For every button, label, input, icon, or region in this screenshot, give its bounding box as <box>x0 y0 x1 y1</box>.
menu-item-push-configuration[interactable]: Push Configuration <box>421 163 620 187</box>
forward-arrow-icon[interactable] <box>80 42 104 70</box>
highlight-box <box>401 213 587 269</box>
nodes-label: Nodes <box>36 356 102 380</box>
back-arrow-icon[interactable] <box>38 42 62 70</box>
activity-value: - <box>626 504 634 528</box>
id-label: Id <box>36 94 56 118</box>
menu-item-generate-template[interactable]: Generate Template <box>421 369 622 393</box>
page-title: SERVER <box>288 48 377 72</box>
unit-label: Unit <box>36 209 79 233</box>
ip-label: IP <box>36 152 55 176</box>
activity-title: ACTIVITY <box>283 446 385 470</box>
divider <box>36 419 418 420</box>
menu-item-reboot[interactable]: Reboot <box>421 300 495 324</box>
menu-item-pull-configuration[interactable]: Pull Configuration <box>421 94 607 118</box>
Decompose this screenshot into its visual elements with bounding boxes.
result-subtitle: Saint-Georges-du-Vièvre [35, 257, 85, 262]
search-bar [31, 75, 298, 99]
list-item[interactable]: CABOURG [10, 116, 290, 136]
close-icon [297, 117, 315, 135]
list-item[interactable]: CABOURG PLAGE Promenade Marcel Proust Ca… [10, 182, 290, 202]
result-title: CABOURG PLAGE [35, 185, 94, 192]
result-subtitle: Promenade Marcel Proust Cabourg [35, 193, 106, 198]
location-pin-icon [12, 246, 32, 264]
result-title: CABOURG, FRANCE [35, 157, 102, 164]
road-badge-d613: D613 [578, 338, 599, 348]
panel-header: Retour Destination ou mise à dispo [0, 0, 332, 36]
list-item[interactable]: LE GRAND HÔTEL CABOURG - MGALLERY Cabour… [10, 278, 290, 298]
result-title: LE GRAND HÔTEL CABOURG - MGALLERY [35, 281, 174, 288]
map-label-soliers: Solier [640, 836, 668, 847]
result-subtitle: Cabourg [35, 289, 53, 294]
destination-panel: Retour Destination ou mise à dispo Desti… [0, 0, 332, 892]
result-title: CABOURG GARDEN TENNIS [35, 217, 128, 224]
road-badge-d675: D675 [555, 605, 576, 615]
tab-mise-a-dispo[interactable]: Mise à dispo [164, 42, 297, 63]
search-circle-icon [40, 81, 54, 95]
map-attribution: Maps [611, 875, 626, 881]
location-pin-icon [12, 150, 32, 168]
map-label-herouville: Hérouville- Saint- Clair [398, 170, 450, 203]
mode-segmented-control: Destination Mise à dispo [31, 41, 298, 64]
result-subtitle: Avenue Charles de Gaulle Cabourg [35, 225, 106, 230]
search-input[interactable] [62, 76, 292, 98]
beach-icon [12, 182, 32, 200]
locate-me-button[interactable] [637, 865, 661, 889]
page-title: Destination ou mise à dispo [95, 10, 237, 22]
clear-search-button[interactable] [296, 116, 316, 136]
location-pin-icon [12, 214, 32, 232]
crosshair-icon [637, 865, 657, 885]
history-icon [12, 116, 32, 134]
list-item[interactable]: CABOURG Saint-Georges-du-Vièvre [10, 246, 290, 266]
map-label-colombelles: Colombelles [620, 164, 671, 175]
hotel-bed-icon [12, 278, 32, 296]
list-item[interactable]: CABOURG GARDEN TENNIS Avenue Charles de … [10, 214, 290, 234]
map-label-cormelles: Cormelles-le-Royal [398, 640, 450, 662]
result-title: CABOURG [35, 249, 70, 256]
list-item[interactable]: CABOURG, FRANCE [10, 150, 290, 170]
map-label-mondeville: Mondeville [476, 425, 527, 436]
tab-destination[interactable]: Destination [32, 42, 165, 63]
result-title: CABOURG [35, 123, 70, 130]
====
Exercise directions:
Revise the records above so that each occurrence of "location-pin-icon" reads "map-pin-icon", and leave every other line and character unchanged.

Task result:
For every button, label, input, icon, or region in this screenshot, give its bounding box as <box>x0 y0 x1 y1</box>.
menu-item-push-configuration[interactable]: Push Configuration <box>421 163 620 187</box>
forward-arrow-icon[interactable] <box>80 42 104 70</box>
highlight-box <box>401 213 587 269</box>
nodes-label: Nodes <box>36 356 102 380</box>
back-arrow-icon[interactable] <box>38 42 62 70</box>
activity-value: - <box>626 504 634 528</box>
id-label: Id <box>36 94 56 118</box>
menu-item-generate-template[interactable]: Generate Template <box>421 369 622 393</box>
page-title: SERVER <box>288 48 377 72</box>
unit-label: Unit <box>36 209 79 233</box>
ip-label: IP <box>36 152 55 176</box>
activity-title: ACTIVITY <box>283 446 385 470</box>
divider <box>36 419 418 420</box>
menu-item-reboot[interactable]: Reboot <box>421 300 495 324</box>
menu-item-pull-configuration[interactable]: Pull Configuration <box>421 94 607 118</box>
Decompose this screenshot into its visual elements with bounding boxes.
result-subtitle: Saint-Georges-du-Vièvre [35, 257, 85, 262]
search-bar [31, 75, 298, 99]
list-item[interactable]: CABOURG [10, 116, 290, 136]
close-icon [297, 117, 315, 135]
list-item[interactable]: CABOURG PLAGE Promenade Marcel Proust Ca… [10, 182, 290, 202]
result-title: CABOURG PLAGE [35, 185, 94, 192]
result-subtitle: Promenade Marcel Proust Cabourg [35, 193, 106, 198]
map-pin-icon [12, 246, 32, 264]
result-title: CABOURG, FRANCE [35, 157, 102, 164]
road-badge-d613: D613 [578, 338, 599, 348]
panel-header: Retour Destination ou mise à dispo [0, 0, 332, 36]
list-item[interactable]: LE GRAND HÔTEL CABOURG - MGALLERY Cabour… [10, 278, 290, 298]
result-title: LE GRAND HÔTEL CABOURG - MGALLERY [35, 281, 174, 288]
map-label-soliers: Solier [640, 836, 668, 847]
result-subtitle: Cabourg [35, 289, 53, 294]
destination-panel: Retour Destination ou mise à dispo Desti… [0, 0, 332, 892]
result-title: CABOURG GARDEN TENNIS [35, 217, 128, 224]
road-badge-d675: D675 [555, 605, 576, 615]
tab-mise-a-dispo[interactable]: Mise à dispo [164, 42, 297, 63]
search-circle-icon [40, 81, 54, 95]
map-attribution: Maps [611, 875, 626, 881]
map-pin-icon [12, 150, 32, 168]
map-label-herouville: Hérouville- Saint- Clair [398, 170, 450, 203]
mode-segmented-control: Destination Mise à dispo [31, 41, 298, 64]
result-subtitle: Avenue Charles de Gaulle Cabourg [35, 225, 106, 230]
search-input[interactable] [62, 76, 292, 98]
beach-icon [12, 182, 32, 200]
locate-me-button[interactable] [637, 865, 661, 889]
page-title: Destination ou mise à dispo [95, 10, 237, 22]
clear-search-button[interactable] [296, 116, 316, 136]
map-pin-icon [12, 214, 32, 232]
crosshair-icon [637, 865, 657, 885]
history-icon [12, 116, 32, 134]
list-item[interactable]: CABOURG Saint-Georges-du-Vièvre [10, 246, 290, 266]
map-label-colombelles: Colombelles [620, 164, 671, 175]
hotel-bed-icon [12, 278, 32, 296]
list-item[interactable]: CABOURG GARDEN TENNIS Avenue Charles de … [10, 214, 290, 234]
map-label-cormelles: Cormelles-le-Royal [398, 640, 450, 662]
result-title: CABOURG [35, 249, 70, 256]
list-item[interactable]: CABOURG, FRANCE [10, 150, 290, 170]
map-label-mondeville: Mondeville [476, 425, 527, 436]
tab-destination[interactable]: Destination [32, 42, 165, 63]
result-title: CABOURG [35, 123, 70, 130]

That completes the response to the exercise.